• [WORK REQUIRED]:
Determine which lines of the records include the word "pratiqué", and copy them.

=== PROVIDED RECORDS ===

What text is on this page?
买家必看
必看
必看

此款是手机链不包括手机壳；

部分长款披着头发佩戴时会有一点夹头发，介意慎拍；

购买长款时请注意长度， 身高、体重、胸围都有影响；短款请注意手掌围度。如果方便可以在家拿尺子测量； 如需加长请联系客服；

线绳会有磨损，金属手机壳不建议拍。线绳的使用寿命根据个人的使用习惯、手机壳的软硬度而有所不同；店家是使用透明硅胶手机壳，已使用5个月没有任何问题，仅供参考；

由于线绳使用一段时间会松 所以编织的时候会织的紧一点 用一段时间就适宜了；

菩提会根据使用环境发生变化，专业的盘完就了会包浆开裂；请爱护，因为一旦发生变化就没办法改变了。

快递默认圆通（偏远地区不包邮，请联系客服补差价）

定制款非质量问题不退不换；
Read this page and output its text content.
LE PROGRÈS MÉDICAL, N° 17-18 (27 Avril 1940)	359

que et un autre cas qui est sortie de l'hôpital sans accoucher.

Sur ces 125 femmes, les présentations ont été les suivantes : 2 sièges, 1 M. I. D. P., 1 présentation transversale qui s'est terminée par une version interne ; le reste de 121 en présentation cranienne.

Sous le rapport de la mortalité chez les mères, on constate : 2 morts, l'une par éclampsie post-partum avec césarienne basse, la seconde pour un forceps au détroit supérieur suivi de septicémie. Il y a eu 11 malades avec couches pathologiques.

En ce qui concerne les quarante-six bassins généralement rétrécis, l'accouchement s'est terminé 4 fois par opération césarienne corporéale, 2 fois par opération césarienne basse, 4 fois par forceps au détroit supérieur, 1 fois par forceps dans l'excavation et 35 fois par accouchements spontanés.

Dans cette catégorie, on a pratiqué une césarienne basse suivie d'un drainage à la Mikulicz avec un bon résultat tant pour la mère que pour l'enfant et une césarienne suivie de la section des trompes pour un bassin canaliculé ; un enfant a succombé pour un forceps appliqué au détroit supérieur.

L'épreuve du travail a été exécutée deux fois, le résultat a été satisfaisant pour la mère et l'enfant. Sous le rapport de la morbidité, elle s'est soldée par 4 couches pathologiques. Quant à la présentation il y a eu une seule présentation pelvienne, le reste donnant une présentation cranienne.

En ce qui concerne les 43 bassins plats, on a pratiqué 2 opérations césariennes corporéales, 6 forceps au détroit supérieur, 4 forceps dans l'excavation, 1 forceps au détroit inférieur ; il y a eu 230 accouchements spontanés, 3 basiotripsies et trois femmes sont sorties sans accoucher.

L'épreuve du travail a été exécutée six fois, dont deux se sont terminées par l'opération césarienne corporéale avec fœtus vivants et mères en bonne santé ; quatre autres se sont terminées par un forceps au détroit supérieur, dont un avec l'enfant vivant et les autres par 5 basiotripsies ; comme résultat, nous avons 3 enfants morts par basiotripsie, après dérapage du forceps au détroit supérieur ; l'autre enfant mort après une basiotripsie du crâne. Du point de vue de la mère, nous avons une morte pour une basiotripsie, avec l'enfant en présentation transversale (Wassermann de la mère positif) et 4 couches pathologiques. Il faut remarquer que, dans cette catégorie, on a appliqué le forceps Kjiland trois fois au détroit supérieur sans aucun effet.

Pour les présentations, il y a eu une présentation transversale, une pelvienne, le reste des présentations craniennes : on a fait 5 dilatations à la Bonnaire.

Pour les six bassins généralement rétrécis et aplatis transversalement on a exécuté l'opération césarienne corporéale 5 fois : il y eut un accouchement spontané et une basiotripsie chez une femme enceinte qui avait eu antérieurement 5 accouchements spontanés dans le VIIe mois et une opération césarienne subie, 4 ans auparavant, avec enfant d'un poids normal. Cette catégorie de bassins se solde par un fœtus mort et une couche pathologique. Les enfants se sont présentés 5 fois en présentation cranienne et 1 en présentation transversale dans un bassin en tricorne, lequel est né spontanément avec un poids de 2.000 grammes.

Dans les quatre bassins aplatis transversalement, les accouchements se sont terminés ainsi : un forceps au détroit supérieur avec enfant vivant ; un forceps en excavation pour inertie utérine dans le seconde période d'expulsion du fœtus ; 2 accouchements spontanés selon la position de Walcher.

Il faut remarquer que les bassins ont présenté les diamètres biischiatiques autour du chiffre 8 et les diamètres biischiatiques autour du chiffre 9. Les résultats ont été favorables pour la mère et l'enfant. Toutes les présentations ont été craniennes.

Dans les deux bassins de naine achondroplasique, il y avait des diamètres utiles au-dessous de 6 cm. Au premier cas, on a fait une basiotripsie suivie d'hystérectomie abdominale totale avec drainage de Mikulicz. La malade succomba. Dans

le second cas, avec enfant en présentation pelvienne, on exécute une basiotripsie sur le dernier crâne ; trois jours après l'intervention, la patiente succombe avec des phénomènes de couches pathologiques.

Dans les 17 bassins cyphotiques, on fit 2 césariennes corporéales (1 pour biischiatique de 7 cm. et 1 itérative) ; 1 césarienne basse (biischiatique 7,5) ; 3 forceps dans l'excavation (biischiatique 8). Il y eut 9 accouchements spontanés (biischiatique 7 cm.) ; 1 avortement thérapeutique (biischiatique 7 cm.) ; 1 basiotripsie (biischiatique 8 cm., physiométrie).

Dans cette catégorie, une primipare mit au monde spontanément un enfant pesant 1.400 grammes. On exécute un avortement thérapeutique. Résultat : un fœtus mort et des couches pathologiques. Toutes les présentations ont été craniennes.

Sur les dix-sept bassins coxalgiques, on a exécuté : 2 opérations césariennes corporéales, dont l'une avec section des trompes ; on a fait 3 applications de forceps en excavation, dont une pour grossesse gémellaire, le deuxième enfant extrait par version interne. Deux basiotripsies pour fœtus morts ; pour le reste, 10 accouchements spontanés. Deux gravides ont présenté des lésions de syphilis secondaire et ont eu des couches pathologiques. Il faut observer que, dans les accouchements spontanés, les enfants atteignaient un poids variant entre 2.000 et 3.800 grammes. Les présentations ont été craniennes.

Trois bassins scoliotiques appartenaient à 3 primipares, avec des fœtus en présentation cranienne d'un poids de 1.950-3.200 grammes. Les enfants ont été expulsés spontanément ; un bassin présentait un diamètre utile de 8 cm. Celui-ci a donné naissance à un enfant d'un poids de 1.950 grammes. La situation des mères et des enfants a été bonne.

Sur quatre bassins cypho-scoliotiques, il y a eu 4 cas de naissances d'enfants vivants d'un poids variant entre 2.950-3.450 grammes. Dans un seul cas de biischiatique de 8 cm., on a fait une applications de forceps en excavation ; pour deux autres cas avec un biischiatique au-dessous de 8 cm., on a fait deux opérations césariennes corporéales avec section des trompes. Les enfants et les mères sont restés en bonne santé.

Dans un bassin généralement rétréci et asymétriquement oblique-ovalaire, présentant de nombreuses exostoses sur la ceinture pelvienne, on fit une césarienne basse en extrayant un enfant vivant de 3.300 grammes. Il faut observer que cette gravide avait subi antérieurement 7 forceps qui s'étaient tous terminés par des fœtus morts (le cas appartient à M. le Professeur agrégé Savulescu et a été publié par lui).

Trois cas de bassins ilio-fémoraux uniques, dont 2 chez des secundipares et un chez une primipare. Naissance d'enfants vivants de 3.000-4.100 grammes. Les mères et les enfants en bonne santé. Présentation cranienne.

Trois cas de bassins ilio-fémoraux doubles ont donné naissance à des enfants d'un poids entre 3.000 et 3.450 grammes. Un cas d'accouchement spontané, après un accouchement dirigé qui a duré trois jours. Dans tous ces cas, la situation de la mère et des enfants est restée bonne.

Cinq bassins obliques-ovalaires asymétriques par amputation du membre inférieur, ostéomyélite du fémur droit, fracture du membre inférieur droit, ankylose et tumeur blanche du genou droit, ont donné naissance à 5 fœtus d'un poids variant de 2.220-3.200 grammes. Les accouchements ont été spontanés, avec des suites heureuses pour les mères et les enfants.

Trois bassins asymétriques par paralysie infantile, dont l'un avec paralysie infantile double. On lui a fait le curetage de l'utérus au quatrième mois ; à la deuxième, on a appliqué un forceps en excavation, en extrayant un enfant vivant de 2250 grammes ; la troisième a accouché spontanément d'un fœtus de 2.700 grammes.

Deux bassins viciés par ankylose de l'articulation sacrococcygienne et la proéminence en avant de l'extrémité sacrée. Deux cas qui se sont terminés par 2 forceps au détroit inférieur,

===

• [SOLUTION TO THE PROBLEM]:
Dans cette catégorie, on a pratiqué une césarienne basse suivie d'un drainage à la Mikulicz avec un bon résultat tant pour la mère que pour l'enfant et une césarienne suivie de la section des trompes pour un bassin canaliculé ; un enfant a succombé pour un forceps appliqué au détroit supérieur.
En ce qui concerne les 43 bassins plats, on a pratiqué 2 opérations césariennes corporéales, 6 forceps au détroit supérieur, 4 forceps dans l'excavation, 1 forceps au détroit inférieur ; il y a eu 230 accouchements spontanés, 3 basiotripsies et trois femmes sont sorties sans accoucher.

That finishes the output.